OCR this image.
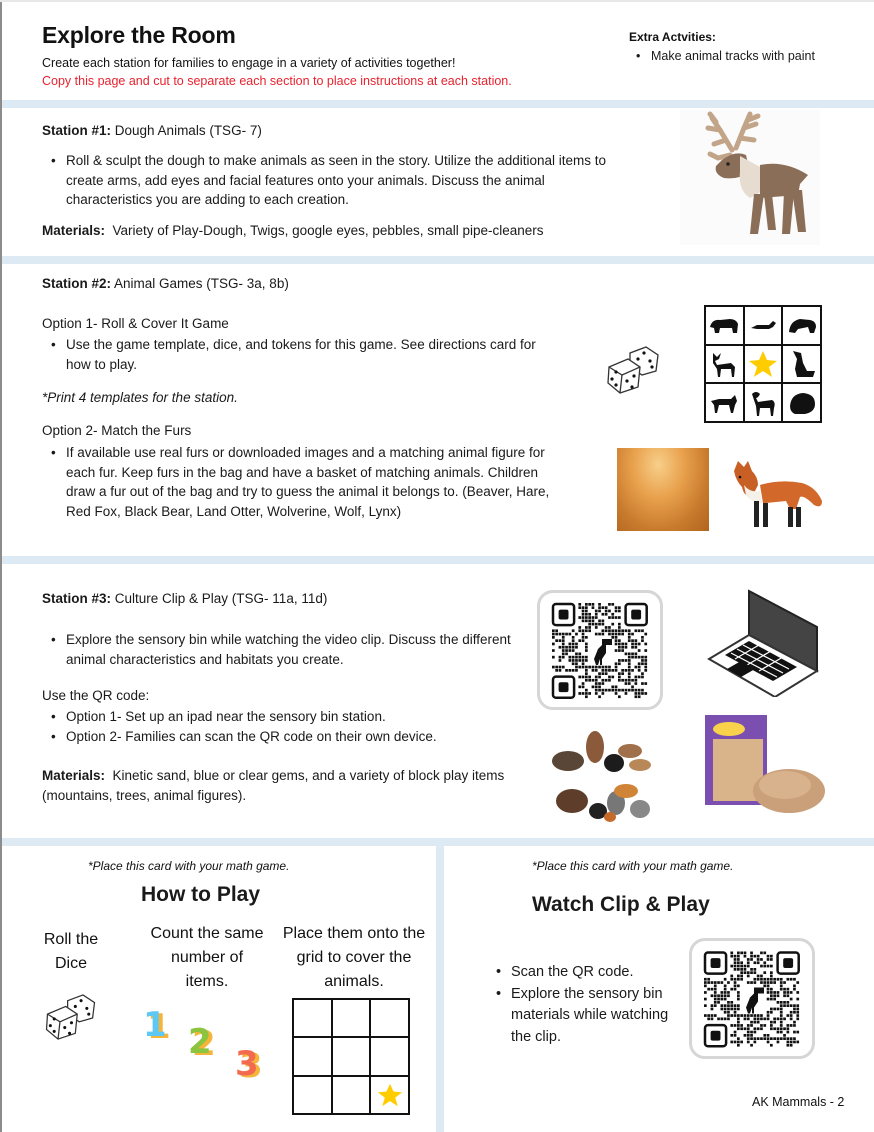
Explore the Room
Create each station for families to engage in a variety of activities together!
Copy this page and cut to separate each section to place instructions at each station.
Extra Actvities:
• Make animal tracks with paint
Station #1: Dough Animals (TSG- 7)
• Roll & sculpt the dough to make animals as seen in the story. Utilize the additional items to create arms, add eyes and facial features onto your animals. Discuss the animal characteristics you are adding to each creation.
Materials:  Variety of Play-Dough, Twigs, google eyes, pebbles, small pipe-cleaners
Station #2: Animal Games (TSG- 3a, 8b)
Option 1- Roll & Cover It Game
• Use the game template, dice, and tokens for this game. See directions card for how to play.
*Print 4 templates for the station.
Option 2- Match the Furs
• If available use real furs or downloaded images and a matching animal figure for each fur. Keep furs in the bag and have a basket of matching animals. Children draw a fur out of the bag and try to guess the animal it belongs to. (Beaver, Hare, Red Fox, Black Bear, Land Otter, Wolverine, Wolf, Lynx)
Station #3: Culture Clip & Play (TSG- 11a, 11d)
• Explore the sensory bin while watching the video clip. Discuss the different animal characteristics and habitats you create.
Use the QR code:
• Option 1- Set up an ipad near the sensory bin station.
• Option 2- Families can scan the QR code on their own device.
Materials:  Kinetic sand, blue or clear gems, and a variety of block play items (mountains, trees, animal figures).
*Place this card with your math game.
How to Play
Roll the Dice
Count the same number of items.
Place them onto the grid to cover the animals.
1 2
3
*Place this card with your math game.
Watch Clip & Play
• Scan the QR code.
• Explore the sensory bin materials while watching the clip.
AK Mammals - 2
□ □ □ □ □
From the entries above, select each line containing the string "this".

OCR this image.
Copy this page and cut to separate each section to place instructions at each station.
• Use the game template, dice, and tokens for this game. See directions card for how to play.
*Place this card with your math game.
*Place this card with your math game.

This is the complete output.